**Requirements:** Print out the material that follows word for word.

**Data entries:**
++++++++++++++++++++
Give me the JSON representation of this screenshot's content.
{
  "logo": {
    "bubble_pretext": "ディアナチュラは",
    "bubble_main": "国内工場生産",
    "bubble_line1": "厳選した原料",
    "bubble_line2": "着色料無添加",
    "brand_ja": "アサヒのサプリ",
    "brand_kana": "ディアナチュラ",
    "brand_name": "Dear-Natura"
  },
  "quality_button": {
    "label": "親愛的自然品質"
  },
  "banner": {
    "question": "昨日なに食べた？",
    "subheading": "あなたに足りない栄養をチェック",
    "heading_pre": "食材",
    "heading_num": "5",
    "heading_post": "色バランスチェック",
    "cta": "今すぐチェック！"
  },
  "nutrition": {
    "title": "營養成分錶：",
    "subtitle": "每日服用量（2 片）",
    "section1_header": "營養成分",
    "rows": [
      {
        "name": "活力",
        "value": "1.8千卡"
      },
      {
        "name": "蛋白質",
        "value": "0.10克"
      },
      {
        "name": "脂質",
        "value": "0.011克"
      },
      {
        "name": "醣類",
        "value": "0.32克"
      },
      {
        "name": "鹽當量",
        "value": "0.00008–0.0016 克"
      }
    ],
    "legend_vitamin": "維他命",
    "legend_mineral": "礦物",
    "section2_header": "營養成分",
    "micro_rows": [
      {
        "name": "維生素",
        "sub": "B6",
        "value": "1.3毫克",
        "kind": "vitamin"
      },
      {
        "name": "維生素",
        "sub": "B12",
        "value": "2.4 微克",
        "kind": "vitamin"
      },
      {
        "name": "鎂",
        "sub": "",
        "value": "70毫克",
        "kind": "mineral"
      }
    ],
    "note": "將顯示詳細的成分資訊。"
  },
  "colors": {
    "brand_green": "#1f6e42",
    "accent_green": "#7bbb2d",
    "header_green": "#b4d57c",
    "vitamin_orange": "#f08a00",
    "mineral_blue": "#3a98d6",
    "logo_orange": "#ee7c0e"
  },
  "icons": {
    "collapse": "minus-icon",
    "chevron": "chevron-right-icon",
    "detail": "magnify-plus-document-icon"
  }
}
++++++++++++++++++++
**Exercise result:**
Give me the JSON representation of this screenshot's content.
{
  "logo": {
    "bubble_pretext": "ディアナチュラは",
    "bubble_main": "国内工場生産",
    "bubble_line1": "厳選した原料",
    "bubble_line2": "着色料無添加",
    "brand_ja": "アサヒのサプリ",
    "brand_kana": "ディアナチュラ",
    "brand_name": "Dear-Natura"
  },
  "quality_button": {
    "label": "親愛的自然品質"
  },
  "banner": {
    "question": "昨日なに食べた？",
    "subheading": "あなたに足りない栄養をチェック",
    "heading_pre": "食材",
    "heading_num": "5",
    "heading_post": "色バランスチェック",
    "cta": "今すぐチェック！"
  },
  "nutrition": {
    "title": "營養成分錶：",
    "subtitle": "每日服用量（2 片）",
    "section1_header": "營養成分",
    "rows": [
      {
        "name": "活力",
        "value": "1.8千卡"
      },
      {
        "name": "蛋白質",
        "value": "0.10克"
      },
      {
        "name": "脂質",
        "value": "0.011克"
      },
      {
        "name": "醣類",
        "value": "0.32克"
      },
      {
        "name": "鹽當量",
        "value": "0.00008–0.0016 克"
      }
    ],
    "legend_vitamin": "維他命",
    "legend_mineral": "礦物",
    "section2_header": "營養成分",
    "micro_rows": [
      {
        "name": "維生素",
        "sub": "B6",
        "value": "1.3毫克",
        "kind": "vitamin"
      },
      {
        "name": "維生素",
        "sub": "B12",
        "value": "2.4 微克",
        "kind": "vitamin"
      },
      {
        "name": "鎂",
        "sub": "",
        "value": "70毫克",
        "kind": "mineral"
      }
    ],
    "note": "將顯示詳細的成分資訊。"
  },
  "colors": {
    "brand_green": "#1f6e42",
    "accent_green": "#7bbb2d",
    "header_green": "#b4d57c",
    "vitamin_orange": "#f08a00",
    "mineral_blue": "#3a98d6",
    "logo_orange": "#ee7c0e"
  },
  "icons": {
    "collapse": "minus-icon",
    "chevron": "chevron-right-icon",
    "detail": "magnify-plus-document-icon"
  }
}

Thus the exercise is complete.